■ **RECORD EXCERPTS**:
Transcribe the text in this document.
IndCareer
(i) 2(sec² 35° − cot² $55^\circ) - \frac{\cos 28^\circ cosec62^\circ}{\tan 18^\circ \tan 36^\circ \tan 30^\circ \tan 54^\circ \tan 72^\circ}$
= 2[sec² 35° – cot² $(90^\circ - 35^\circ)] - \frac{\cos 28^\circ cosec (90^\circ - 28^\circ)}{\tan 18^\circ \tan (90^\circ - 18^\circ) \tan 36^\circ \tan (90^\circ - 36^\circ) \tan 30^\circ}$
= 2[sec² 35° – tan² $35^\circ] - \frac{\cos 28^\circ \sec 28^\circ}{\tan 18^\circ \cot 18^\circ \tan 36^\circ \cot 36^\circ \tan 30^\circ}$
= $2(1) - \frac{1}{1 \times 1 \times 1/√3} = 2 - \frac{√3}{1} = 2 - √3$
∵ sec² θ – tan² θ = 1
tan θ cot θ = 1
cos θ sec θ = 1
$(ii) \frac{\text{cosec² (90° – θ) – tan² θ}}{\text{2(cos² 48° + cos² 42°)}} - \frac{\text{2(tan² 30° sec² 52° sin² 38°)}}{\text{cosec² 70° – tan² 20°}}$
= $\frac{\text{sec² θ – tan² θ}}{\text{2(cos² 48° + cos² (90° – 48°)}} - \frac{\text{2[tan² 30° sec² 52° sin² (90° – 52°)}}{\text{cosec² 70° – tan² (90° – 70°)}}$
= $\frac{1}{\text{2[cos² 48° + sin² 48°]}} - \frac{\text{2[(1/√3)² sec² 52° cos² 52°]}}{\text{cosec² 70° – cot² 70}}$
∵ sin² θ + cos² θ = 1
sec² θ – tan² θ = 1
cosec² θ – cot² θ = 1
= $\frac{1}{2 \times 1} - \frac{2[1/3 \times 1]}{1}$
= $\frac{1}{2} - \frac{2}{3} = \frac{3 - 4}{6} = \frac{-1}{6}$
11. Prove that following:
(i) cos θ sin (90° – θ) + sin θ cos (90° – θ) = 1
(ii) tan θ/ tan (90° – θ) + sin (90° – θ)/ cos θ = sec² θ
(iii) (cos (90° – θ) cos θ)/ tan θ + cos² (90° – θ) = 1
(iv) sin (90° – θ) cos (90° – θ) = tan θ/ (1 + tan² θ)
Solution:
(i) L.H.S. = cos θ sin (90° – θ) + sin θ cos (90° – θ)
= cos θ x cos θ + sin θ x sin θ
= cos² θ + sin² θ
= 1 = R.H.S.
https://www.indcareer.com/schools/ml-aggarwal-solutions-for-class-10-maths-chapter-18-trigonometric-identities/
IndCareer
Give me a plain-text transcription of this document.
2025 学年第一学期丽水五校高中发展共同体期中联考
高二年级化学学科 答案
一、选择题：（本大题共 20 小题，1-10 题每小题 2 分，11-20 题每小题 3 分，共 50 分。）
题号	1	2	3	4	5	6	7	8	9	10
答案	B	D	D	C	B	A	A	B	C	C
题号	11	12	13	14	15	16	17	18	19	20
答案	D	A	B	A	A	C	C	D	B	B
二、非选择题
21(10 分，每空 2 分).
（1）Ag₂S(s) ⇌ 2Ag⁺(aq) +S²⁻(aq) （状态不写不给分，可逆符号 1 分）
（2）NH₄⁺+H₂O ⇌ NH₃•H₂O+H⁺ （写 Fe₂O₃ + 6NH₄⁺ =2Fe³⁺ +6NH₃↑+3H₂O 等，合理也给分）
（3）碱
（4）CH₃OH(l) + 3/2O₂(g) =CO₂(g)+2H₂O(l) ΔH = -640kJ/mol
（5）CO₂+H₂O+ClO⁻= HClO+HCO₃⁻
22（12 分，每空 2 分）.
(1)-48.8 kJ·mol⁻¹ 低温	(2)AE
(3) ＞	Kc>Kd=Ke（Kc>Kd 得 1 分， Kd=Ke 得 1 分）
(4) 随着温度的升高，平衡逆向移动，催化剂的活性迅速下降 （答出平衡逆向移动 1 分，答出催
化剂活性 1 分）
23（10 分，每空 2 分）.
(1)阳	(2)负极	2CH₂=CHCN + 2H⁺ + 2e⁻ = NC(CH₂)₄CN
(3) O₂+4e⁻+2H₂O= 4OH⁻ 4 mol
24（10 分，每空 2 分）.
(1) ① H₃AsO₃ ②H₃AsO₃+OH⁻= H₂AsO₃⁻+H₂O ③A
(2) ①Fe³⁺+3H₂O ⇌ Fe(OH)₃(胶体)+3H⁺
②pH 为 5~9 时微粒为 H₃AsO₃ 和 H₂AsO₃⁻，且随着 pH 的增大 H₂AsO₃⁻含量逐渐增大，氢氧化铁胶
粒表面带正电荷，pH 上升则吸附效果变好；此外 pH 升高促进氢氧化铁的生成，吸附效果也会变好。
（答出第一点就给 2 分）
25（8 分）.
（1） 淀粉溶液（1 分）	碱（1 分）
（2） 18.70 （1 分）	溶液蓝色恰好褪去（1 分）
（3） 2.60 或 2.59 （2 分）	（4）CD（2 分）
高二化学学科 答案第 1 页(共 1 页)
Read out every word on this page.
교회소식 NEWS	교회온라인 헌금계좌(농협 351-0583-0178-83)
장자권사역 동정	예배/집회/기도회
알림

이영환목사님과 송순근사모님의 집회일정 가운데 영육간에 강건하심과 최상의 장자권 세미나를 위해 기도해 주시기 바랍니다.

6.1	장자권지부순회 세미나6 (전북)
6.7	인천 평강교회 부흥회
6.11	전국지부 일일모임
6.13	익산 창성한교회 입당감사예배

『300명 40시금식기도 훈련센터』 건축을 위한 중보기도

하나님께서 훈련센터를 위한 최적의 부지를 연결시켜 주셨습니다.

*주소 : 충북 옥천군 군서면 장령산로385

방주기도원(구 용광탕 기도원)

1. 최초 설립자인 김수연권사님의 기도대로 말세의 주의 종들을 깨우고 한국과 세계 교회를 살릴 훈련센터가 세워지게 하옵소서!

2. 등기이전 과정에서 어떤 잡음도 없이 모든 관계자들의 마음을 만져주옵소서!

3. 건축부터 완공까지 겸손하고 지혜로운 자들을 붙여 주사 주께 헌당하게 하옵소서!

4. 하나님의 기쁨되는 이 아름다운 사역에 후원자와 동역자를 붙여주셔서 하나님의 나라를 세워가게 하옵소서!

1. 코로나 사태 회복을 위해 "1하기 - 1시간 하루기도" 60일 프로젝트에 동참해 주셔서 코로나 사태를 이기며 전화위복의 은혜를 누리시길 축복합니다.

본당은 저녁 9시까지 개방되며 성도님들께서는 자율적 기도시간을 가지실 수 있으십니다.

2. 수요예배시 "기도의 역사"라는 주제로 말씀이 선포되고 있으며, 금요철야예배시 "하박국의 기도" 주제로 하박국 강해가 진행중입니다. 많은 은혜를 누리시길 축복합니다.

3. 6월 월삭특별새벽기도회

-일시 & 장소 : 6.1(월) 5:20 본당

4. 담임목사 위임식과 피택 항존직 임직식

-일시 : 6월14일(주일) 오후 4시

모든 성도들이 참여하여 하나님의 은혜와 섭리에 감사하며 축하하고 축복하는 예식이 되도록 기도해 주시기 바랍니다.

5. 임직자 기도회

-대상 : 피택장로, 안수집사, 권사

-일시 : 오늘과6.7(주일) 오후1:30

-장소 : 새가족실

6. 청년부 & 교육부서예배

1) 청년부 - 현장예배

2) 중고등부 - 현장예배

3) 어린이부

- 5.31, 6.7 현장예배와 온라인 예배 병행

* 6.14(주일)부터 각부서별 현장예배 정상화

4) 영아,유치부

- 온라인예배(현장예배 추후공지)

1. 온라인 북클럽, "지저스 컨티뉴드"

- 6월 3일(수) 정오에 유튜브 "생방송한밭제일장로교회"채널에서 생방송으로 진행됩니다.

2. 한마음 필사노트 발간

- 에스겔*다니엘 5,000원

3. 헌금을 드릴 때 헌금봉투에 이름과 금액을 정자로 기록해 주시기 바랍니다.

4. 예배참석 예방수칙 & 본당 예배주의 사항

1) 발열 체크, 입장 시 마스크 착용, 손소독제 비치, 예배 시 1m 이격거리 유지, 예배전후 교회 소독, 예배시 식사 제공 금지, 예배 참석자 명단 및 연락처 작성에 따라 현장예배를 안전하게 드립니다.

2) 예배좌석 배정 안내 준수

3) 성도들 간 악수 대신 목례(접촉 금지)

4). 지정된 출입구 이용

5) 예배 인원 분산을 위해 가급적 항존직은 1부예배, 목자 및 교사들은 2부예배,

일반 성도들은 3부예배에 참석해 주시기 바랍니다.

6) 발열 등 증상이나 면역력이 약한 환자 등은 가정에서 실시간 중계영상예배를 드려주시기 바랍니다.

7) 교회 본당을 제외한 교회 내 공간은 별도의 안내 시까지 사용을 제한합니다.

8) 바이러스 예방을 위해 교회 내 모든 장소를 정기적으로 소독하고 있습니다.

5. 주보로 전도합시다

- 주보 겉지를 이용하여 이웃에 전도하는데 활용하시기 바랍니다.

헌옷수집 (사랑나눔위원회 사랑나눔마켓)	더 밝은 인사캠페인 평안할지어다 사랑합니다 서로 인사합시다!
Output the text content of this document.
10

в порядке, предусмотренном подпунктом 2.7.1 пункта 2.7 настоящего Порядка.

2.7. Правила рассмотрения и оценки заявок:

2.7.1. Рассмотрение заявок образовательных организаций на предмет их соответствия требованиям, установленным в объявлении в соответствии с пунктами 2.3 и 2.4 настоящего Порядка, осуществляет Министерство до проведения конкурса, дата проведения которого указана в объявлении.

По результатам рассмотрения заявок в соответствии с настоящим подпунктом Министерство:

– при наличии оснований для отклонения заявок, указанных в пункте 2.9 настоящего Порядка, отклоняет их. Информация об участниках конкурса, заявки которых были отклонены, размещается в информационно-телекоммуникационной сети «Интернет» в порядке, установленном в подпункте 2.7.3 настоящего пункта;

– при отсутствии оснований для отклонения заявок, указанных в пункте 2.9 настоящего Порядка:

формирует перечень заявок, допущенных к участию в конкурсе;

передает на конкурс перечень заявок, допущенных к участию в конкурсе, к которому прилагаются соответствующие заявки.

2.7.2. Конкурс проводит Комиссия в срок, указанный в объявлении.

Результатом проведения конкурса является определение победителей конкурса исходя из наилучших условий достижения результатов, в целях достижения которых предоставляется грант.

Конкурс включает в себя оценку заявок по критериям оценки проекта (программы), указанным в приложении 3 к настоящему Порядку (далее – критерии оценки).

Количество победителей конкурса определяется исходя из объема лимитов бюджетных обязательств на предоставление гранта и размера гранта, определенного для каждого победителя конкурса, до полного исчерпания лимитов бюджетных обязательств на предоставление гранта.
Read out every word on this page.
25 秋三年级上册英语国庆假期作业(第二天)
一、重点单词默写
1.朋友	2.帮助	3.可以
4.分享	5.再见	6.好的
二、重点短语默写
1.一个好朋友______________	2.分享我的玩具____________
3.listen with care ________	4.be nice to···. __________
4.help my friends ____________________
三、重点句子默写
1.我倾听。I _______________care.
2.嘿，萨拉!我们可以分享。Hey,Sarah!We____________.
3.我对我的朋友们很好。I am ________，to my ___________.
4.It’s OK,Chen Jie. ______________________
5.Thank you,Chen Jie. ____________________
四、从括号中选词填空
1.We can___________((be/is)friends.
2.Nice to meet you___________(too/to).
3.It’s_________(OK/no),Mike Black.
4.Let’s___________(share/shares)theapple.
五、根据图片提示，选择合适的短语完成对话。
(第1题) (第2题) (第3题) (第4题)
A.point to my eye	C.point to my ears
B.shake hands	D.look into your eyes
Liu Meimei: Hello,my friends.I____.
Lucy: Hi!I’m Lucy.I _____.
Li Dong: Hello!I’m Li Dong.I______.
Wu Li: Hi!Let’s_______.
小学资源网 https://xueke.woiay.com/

■ **WHAT IS REQUIRED**:
Which lines hold the word "конкурсе"? Return all of them from the records above.

■ **SOLUTION FOR THIS EXERCISE**:
формирует перечень заявок, допущенных к участию в конкурсе;
передает на конкурс перечень заявок, допущенных к участию в конкурсе, к которому прилагаются соответствующие заявки.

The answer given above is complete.